═════ Provided information

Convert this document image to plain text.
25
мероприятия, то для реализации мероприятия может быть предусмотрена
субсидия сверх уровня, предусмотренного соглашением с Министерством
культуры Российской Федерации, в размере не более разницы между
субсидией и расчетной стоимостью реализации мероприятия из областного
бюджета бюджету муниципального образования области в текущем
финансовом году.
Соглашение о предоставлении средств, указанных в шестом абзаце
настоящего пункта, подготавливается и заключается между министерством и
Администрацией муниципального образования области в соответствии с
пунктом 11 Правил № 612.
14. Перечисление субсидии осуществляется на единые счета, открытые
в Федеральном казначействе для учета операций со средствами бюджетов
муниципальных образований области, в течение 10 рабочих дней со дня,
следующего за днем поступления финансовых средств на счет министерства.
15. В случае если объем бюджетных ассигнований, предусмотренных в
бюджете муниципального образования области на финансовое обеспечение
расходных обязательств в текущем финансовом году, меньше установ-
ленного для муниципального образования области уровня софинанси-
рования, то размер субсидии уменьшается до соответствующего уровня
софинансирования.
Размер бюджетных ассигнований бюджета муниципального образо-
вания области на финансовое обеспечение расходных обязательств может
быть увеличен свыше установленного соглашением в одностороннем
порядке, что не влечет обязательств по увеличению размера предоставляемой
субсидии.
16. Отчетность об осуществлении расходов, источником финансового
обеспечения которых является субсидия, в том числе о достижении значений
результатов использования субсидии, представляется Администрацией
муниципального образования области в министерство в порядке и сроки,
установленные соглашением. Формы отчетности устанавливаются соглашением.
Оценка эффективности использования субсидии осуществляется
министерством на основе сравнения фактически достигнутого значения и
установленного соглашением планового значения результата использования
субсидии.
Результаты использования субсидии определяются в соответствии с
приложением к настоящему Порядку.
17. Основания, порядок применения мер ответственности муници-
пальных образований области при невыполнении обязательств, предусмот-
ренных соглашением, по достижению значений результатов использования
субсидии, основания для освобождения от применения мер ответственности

══════════

:: What to produce ::
Quote each line above in full, word for word.

:: Result ::
Convert this document image to plain text.
25
мероприятия, то для реализации мероприятия может быть предусмотрена
субсидия сверх уровня, предусмотренного соглашением с Министерством
культуры Российской Федерации, в размере не более разницы между
субсидией и расчетной стоимостью реализации мероприятия из областного
бюджета бюджету муниципального образования области в текущем
финансовом году.
Соглашение о предоставлении средств, указанных в шестом абзаце
настоящего пункта, подготавливается и заключается между министерством и
Администрацией муниципального образования области в соответствии с
пунктом 11 Правил № 612.
14. Перечисление субсидии осуществляется на единые счета, открытые
в Федеральном казначействе для учета операций со средствами бюджетов
муниципальных образований области, в течение 10 рабочих дней со дня,
следующего за днем поступления финансовых средств на счет министерства.
15. В случае если объем бюджетных ассигнований, предусмотренных в
бюджете муниципального образования области на финансовое обеспечение
расходных обязательств в текущем финансовом году, меньше установ-
ленного для муниципального образования области уровня софинанси-
рования, то размер субсидии уменьшается до соответствующего уровня
софинансирования.
Размер бюджетных ассигнований бюджета муниципального образо-
вания области на финансовое обеспечение расходных обязательств может
быть увеличен свыше установленного соглашением в одностороннем
порядке, что не влечет обязательств по увеличению размера предоставляемой
субсидии.
16. Отчетность об осуществлении расходов, источником финансового
обеспечения которых является субсидия, в том числе о достижении значений
результатов использования субсидии, представляется Администрацией
муниципального образования области в министерство в порядке и сроки,
установленные соглашением. Формы отчетности устанавливаются соглашением.
Оценка эффективности использования субсидии осуществляется
министерством на основе сравнения фактически достигнутого значения и
установленного соглашением планового значения результата использования
субсидии.
Результаты использования субсидии определяются в соответствии с
приложением к настоящему Порядку.
17. Основания, порядок применения мер ответственности муници-
пальных образований области при невыполнении обязательств, предусмот-
ренных соглашением, по достижению значений результатов использования
субсидии, основания для освобождения от применения мер ответственности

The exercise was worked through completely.